• **Your instructions**: Extract from the listing each line in which the word "Adjutant" appears.

[Data records]
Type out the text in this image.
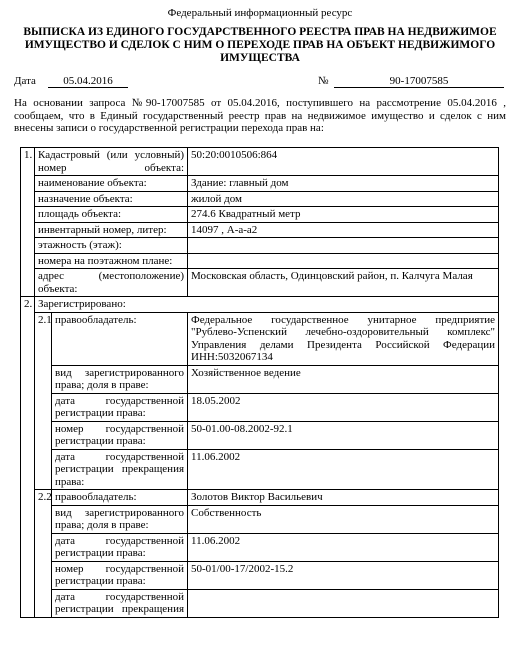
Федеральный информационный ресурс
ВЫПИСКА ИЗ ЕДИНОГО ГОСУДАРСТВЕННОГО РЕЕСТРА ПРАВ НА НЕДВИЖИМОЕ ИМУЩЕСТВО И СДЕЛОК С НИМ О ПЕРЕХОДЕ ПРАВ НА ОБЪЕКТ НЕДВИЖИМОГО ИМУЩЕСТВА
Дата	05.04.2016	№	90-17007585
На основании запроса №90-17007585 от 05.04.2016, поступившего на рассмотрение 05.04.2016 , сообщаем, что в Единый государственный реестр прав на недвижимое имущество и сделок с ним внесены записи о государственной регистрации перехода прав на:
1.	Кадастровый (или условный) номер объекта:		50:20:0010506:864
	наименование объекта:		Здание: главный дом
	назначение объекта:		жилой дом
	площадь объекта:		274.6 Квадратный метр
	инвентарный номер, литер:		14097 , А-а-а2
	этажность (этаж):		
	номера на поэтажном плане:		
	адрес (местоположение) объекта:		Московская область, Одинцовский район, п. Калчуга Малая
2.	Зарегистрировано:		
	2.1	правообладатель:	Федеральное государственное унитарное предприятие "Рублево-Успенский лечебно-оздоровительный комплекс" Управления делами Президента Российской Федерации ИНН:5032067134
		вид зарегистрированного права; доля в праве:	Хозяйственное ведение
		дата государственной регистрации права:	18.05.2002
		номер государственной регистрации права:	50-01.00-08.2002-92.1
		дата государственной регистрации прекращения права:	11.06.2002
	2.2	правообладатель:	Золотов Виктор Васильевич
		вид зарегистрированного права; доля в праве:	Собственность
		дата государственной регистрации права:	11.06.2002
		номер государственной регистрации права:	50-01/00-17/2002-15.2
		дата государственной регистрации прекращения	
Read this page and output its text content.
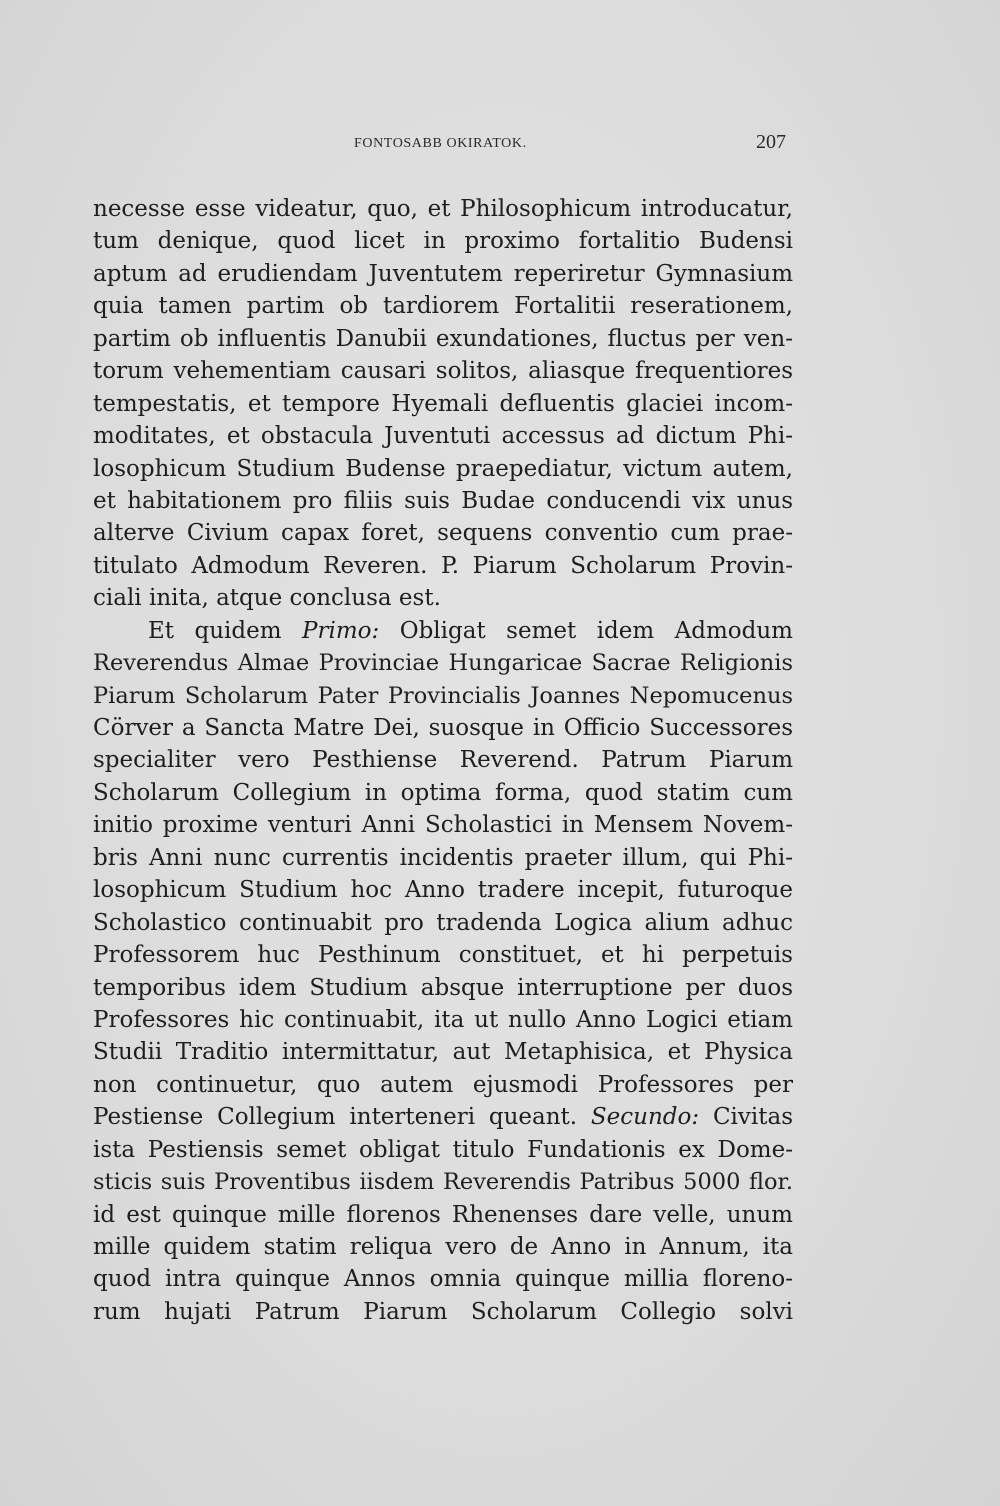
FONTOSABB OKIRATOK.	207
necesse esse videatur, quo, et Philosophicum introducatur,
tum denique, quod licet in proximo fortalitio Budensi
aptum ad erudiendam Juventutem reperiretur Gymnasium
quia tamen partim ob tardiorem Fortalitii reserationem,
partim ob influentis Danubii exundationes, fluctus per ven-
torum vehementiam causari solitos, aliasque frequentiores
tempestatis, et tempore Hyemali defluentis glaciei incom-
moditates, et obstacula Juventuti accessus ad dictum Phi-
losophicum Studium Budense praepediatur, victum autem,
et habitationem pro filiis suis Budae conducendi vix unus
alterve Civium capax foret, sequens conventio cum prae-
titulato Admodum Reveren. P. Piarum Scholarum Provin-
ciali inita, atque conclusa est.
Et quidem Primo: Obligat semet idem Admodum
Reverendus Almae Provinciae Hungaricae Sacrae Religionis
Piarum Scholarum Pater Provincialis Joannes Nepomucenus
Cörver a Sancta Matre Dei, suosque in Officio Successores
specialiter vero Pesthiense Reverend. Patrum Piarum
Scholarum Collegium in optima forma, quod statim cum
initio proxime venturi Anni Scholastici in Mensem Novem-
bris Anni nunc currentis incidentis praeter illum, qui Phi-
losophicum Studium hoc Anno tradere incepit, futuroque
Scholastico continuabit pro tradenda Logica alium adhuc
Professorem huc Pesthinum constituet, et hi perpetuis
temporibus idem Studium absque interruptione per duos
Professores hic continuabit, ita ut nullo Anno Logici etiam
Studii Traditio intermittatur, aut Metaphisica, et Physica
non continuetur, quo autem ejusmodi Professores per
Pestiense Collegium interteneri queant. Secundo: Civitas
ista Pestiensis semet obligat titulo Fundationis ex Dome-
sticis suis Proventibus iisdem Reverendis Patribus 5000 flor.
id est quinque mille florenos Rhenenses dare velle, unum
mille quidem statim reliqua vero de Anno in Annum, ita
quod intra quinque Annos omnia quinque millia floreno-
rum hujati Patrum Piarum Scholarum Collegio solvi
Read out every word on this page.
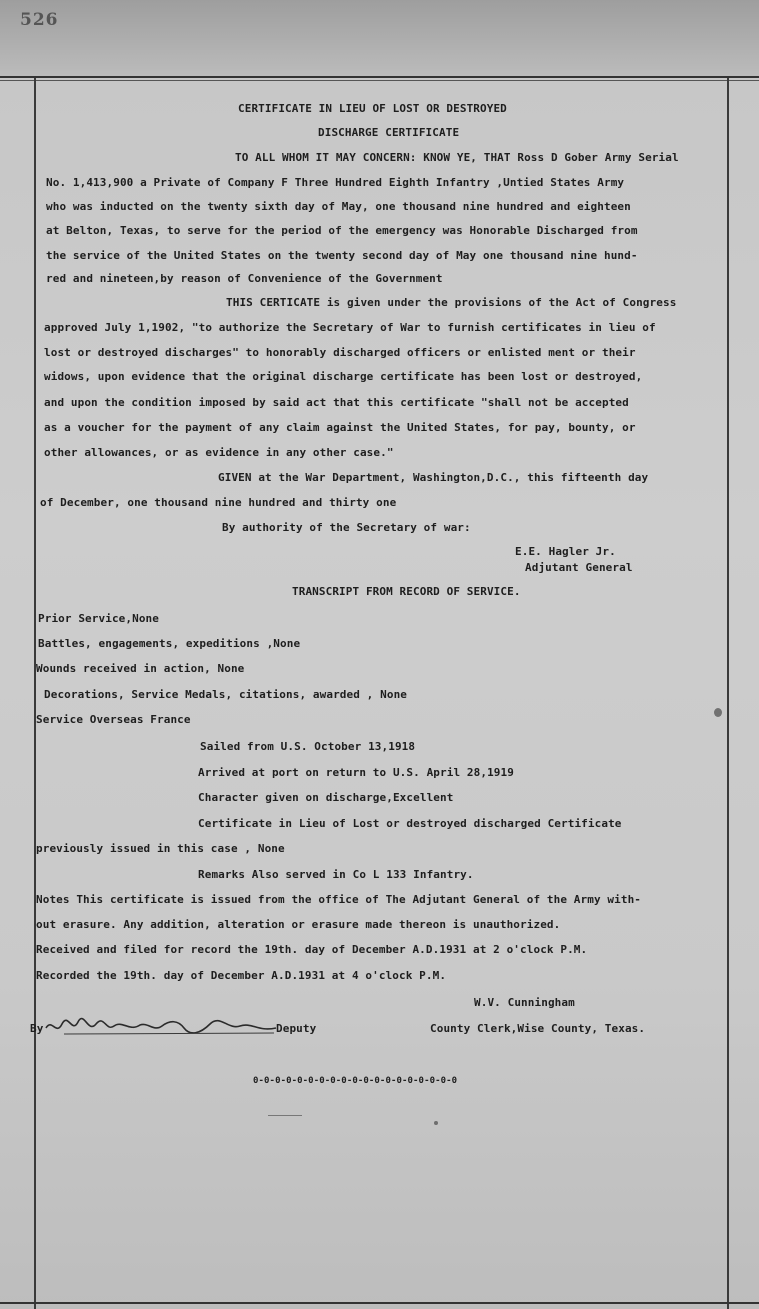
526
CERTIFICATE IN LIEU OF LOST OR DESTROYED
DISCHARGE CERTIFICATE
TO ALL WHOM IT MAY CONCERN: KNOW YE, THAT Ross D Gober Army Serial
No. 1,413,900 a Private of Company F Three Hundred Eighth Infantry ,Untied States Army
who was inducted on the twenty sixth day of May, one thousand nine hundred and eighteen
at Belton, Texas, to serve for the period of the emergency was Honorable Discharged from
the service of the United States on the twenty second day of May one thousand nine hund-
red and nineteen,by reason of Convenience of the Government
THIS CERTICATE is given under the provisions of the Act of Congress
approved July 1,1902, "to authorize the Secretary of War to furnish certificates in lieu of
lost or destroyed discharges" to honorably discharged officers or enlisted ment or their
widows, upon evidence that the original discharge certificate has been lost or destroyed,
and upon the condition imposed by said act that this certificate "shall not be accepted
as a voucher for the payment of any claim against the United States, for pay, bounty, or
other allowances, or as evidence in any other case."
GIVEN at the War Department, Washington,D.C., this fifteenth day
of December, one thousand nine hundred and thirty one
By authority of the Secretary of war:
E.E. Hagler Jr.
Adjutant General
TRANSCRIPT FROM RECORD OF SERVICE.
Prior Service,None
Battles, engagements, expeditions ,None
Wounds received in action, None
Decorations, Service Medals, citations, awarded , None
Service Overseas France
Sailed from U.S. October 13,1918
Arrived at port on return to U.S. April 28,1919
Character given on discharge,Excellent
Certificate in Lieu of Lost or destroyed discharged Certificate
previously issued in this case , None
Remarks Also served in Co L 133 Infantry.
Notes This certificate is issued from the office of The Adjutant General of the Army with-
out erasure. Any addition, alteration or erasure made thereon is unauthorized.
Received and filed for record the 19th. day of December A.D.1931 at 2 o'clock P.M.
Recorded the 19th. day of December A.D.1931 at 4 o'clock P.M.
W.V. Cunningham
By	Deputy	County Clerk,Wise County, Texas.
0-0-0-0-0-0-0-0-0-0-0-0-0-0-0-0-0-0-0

• **Written answer**:
Adjutant General
Notes This certificate is issued from the office of The Adjutant General of the Army with-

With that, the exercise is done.